* _Exercise details_: Copy out each line that mentions the word "down".

* begin Dataset records *

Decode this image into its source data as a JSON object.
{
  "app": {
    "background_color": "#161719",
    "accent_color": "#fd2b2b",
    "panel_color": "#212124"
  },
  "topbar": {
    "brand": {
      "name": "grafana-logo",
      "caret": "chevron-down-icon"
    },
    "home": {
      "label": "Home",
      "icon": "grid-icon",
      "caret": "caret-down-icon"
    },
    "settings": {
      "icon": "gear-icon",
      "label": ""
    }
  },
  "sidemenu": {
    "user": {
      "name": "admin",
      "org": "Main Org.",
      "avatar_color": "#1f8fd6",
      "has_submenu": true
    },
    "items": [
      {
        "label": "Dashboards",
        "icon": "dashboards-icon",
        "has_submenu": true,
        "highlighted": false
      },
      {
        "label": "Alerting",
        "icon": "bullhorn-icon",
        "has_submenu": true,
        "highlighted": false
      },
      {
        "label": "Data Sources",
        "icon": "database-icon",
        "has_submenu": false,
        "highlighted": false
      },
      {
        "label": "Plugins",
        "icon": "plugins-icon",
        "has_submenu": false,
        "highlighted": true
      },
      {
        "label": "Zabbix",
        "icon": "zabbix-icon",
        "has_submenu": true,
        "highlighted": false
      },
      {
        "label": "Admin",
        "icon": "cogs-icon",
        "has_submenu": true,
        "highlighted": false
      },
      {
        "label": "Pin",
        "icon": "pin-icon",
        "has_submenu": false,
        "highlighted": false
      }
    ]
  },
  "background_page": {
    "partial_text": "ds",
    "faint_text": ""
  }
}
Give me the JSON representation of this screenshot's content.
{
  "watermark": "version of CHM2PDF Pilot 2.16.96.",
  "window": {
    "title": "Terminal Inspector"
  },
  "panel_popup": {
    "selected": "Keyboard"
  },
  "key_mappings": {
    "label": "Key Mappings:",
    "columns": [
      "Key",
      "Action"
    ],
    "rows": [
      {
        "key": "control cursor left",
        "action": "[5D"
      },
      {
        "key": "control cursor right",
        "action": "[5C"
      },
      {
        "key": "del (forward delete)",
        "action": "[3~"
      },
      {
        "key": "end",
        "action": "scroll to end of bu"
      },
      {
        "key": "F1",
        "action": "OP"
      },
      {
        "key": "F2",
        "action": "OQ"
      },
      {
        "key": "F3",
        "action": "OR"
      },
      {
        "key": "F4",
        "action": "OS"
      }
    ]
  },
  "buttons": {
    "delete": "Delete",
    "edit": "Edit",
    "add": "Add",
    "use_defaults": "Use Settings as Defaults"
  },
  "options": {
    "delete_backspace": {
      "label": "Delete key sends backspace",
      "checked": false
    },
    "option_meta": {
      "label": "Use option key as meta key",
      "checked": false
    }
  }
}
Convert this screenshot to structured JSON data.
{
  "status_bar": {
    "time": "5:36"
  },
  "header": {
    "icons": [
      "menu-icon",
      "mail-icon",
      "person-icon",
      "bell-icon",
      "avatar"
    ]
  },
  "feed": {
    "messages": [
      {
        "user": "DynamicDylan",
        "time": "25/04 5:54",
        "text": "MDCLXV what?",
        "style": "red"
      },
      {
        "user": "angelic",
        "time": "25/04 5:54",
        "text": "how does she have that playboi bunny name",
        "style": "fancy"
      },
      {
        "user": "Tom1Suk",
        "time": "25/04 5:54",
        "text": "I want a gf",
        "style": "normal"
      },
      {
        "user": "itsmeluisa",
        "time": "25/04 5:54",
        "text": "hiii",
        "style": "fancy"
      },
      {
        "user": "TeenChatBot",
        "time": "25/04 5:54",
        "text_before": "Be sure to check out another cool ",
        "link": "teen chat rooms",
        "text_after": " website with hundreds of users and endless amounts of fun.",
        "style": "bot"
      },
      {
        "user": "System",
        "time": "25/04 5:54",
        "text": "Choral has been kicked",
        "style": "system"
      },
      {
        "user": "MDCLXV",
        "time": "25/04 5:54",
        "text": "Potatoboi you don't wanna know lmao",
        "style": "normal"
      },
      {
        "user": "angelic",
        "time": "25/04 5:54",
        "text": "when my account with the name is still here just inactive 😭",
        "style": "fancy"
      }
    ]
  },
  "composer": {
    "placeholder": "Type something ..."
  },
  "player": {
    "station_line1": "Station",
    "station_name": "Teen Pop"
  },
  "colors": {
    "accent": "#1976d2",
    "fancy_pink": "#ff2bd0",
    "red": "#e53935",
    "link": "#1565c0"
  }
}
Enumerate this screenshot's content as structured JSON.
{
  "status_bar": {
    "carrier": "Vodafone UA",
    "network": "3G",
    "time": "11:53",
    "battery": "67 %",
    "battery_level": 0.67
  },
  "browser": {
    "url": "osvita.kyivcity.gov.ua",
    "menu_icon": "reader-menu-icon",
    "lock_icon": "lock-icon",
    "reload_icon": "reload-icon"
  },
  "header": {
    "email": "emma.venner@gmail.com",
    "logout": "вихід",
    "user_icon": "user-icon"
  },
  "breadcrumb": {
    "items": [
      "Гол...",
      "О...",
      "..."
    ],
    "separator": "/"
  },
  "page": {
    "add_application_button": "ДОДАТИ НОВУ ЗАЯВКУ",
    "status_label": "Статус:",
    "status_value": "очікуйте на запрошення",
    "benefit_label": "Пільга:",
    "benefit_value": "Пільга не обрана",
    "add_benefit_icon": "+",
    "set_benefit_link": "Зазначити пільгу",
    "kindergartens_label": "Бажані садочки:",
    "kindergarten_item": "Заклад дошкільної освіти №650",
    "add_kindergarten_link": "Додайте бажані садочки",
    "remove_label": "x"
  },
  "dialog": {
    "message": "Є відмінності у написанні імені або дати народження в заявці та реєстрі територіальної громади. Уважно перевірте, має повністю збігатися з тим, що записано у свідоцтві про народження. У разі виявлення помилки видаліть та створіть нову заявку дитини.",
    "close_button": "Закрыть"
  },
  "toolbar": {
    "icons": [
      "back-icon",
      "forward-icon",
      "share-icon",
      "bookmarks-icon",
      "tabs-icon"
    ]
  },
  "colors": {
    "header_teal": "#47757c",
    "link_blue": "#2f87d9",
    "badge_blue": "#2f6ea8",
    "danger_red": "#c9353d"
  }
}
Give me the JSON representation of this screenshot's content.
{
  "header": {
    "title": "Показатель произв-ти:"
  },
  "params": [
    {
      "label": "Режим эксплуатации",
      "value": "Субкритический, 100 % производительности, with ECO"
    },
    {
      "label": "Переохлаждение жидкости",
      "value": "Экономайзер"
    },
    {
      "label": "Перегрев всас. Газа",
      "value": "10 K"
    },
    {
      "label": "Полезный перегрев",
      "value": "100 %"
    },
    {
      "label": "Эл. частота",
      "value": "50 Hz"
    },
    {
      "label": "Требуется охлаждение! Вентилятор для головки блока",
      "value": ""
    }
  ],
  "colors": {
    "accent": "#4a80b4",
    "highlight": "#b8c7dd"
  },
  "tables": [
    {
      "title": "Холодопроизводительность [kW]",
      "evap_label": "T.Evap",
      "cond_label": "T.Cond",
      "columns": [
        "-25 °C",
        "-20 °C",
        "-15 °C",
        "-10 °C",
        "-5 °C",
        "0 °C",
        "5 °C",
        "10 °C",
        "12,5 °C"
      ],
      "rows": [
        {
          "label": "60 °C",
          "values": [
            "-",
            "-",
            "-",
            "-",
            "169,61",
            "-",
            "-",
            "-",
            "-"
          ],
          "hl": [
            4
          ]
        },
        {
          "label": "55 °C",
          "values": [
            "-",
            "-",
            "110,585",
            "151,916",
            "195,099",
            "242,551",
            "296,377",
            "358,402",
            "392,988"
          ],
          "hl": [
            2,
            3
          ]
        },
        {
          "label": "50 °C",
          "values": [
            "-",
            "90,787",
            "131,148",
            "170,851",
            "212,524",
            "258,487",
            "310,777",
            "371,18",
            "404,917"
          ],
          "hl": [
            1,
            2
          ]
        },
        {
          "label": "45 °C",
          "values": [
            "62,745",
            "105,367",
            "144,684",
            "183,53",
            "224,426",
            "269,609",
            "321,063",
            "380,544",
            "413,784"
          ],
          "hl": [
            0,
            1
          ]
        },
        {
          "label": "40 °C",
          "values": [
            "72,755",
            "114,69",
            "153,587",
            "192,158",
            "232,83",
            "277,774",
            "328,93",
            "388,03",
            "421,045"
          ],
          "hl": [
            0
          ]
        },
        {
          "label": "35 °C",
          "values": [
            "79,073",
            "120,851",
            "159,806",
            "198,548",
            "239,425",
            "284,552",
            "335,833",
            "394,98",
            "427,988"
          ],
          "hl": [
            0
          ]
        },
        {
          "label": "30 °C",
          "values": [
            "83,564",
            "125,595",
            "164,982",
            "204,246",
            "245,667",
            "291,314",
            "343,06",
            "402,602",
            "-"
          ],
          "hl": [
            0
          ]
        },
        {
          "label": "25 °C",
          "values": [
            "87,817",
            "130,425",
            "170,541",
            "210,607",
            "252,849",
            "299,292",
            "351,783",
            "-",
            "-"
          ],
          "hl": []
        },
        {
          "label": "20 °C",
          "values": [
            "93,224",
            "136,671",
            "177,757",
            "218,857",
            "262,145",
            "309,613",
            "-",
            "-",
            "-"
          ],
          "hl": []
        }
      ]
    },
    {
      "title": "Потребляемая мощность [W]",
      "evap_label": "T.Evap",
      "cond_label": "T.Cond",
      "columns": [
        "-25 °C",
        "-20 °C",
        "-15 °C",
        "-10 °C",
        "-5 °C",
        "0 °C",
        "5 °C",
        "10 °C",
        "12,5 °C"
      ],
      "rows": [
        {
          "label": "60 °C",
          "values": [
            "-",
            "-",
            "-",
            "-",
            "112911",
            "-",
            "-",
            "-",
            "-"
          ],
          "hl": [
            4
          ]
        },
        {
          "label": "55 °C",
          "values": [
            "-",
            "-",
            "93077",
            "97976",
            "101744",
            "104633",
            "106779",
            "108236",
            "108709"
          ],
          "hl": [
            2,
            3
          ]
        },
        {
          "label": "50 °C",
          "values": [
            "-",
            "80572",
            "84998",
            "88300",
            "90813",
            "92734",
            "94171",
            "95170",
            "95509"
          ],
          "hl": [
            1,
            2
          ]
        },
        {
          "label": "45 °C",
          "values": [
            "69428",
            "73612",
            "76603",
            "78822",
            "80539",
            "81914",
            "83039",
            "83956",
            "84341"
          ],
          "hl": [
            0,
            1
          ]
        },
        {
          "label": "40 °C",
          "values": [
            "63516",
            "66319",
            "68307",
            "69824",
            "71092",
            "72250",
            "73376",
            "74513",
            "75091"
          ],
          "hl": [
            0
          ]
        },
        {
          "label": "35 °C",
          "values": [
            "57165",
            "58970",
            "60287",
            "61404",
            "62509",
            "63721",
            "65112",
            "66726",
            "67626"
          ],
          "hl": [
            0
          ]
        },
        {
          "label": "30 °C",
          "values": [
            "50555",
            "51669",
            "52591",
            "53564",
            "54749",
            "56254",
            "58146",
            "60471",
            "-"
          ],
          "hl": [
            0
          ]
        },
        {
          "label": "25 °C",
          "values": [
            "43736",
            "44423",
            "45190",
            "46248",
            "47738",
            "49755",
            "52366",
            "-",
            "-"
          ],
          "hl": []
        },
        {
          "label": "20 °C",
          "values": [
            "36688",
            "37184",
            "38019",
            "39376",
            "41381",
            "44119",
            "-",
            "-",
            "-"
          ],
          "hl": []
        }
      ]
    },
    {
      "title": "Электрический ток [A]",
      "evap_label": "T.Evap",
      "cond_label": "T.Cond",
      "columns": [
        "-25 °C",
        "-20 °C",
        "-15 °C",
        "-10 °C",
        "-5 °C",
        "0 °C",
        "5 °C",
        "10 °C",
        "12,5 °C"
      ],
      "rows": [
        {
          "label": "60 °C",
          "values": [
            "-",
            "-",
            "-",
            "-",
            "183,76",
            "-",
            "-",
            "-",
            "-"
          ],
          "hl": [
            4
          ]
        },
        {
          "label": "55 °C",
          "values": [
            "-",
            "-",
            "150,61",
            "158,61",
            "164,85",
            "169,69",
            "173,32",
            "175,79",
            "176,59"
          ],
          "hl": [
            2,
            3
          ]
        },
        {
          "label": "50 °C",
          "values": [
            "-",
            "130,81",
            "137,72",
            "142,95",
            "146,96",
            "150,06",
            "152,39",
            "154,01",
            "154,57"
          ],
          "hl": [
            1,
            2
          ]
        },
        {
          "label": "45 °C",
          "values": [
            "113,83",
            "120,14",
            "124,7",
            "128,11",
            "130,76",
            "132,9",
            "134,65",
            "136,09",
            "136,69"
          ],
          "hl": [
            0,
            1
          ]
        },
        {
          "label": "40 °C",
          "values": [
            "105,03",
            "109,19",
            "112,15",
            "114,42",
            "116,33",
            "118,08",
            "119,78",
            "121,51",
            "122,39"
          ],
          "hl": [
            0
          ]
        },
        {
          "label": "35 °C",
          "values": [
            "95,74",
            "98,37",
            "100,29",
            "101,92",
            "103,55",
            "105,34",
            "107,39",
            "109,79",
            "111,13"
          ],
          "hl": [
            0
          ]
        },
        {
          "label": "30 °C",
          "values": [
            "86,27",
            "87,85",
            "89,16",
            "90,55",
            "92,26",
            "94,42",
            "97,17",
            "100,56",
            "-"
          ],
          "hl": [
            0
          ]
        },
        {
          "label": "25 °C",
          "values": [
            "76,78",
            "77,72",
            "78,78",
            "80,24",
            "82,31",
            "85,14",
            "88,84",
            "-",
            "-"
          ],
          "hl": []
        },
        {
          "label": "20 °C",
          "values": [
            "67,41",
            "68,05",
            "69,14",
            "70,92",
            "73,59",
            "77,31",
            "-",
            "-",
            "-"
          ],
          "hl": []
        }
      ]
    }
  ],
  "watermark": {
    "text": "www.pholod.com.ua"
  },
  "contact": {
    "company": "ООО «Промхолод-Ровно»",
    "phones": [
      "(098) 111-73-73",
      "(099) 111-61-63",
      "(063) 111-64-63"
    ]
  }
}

* end Dataset records *

* _Response below_:
      "caret": "chevron-down-icon"
      "caret": "caret-down-icon"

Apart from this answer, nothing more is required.